Return the listing word for word, as given.

--- start ---

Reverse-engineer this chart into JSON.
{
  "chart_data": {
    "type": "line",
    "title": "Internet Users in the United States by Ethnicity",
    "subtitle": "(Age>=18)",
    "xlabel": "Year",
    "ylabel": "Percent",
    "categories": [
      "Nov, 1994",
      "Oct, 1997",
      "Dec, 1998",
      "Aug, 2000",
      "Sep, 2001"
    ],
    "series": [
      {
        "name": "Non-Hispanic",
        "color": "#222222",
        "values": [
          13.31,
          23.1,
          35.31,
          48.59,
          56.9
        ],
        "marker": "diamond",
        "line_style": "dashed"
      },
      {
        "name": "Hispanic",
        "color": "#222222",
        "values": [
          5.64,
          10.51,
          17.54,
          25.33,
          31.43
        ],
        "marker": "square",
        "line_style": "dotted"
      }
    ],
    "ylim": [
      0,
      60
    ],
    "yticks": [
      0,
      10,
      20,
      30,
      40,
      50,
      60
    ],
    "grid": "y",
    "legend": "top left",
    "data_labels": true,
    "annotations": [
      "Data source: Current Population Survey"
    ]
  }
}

--- end ---

■ Output below ■
Reverse-engineer this chart into JSON.
{
  "chart_data": {
    "type": "line",
    "title": "Internet Users in the United States by Ethnicity",
    "subtitle": "(Age>=18)",
    "xlabel": "Year",
    "ylabel": "Percent",
    "categories": [
      "Nov, 1994",
      "Oct, 1997",
      "Dec, 1998",
      "Aug, 2000",
      "Sep, 2001"
    ],
    "series": [
      {
        "name": "Non-Hispanic",
        "color": "#222222",
        "values": [
          13.31,
          23.1,
          35.31,
          48.59,
          56.9
        ],
        "marker": "diamond",
        "line_style": "dashed"
      },
      {
        "name": "Hispanic",
        "color": "#222222",
        "values": [
          5.64,
          10.51,
          17.54,
          25.33,
          31.43
        ],
        "marker": "square",
        "line_style": "dotted"
      }
    ],
    "ylim": [
      0,
      60
    ],
    "yticks": [
      0,
      10,
      20,
      30,
      40,
      50,
      60
    ],
    "grid": "y",
    "legend": "top left",
    "data_labels": true,
    "annotations": [
      "Data source: Current Population Survey"
    ]
  }
}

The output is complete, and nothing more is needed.